## START
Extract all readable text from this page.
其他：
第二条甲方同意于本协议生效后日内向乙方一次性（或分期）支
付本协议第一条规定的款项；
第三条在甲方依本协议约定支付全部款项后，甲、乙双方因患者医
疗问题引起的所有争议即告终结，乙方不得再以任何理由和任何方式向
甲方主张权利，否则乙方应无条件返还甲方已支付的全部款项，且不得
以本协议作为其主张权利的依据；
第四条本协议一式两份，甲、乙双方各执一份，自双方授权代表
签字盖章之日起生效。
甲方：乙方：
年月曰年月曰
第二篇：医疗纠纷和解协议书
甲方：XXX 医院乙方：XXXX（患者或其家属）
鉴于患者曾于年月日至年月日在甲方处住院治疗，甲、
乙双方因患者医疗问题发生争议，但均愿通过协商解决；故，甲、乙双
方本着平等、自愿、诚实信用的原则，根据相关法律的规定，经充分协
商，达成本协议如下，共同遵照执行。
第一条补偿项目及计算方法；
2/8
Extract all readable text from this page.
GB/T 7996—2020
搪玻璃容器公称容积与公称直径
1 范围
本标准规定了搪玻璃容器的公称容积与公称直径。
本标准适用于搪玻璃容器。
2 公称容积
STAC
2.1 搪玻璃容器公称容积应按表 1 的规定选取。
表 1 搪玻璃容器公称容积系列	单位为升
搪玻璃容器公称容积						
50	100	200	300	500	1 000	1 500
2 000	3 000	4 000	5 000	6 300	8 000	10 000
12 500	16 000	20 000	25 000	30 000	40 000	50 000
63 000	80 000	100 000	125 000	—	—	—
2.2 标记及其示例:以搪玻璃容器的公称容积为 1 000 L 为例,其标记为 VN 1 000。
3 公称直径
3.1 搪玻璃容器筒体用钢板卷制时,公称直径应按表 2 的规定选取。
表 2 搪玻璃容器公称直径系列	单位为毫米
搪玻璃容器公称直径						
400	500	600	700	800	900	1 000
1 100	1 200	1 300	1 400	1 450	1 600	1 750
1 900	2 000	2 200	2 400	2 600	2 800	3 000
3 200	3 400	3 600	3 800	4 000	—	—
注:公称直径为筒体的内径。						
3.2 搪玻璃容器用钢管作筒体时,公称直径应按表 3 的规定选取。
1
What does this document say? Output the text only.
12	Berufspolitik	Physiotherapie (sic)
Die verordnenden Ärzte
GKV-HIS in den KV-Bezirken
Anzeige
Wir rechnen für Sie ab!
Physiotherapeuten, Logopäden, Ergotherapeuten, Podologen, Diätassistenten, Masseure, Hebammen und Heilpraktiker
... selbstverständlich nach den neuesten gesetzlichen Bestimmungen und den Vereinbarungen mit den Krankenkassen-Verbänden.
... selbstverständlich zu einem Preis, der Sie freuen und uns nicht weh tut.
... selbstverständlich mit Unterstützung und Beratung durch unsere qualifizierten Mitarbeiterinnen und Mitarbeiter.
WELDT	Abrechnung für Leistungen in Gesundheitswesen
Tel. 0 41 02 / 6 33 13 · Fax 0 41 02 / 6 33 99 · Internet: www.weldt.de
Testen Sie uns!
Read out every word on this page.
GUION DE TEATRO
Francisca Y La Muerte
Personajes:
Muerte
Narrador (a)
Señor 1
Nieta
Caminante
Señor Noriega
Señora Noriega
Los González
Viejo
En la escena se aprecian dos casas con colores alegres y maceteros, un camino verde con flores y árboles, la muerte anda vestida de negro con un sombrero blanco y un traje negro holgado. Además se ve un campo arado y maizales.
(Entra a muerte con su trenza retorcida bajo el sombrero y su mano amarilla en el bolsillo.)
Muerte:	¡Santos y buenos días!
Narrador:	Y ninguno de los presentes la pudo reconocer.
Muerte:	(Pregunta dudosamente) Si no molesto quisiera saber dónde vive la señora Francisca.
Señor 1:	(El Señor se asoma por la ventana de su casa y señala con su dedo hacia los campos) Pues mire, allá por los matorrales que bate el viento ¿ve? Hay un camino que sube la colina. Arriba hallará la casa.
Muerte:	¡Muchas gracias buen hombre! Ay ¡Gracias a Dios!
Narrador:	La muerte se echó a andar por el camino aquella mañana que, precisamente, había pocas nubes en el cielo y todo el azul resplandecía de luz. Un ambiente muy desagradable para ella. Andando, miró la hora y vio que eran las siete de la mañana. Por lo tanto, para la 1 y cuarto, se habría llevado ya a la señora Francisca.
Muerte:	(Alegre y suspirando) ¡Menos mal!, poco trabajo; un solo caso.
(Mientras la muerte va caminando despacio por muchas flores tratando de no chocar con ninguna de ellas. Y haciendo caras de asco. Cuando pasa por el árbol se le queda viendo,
## END
:: Problem details ::
In the entries above, find each line with the word "的规定选取" and show it.

:: Solved exercise ::
2.1 搪玻璃容器公称容积应按表 1 的规定选取。
3.1 搪玻璃容器筒体用钢板卷制时,公称直径应按表 2 的规定选取。
3.2 搪玻璃容器用钢管作筒体时,公称直径应按表 3 的规定选取。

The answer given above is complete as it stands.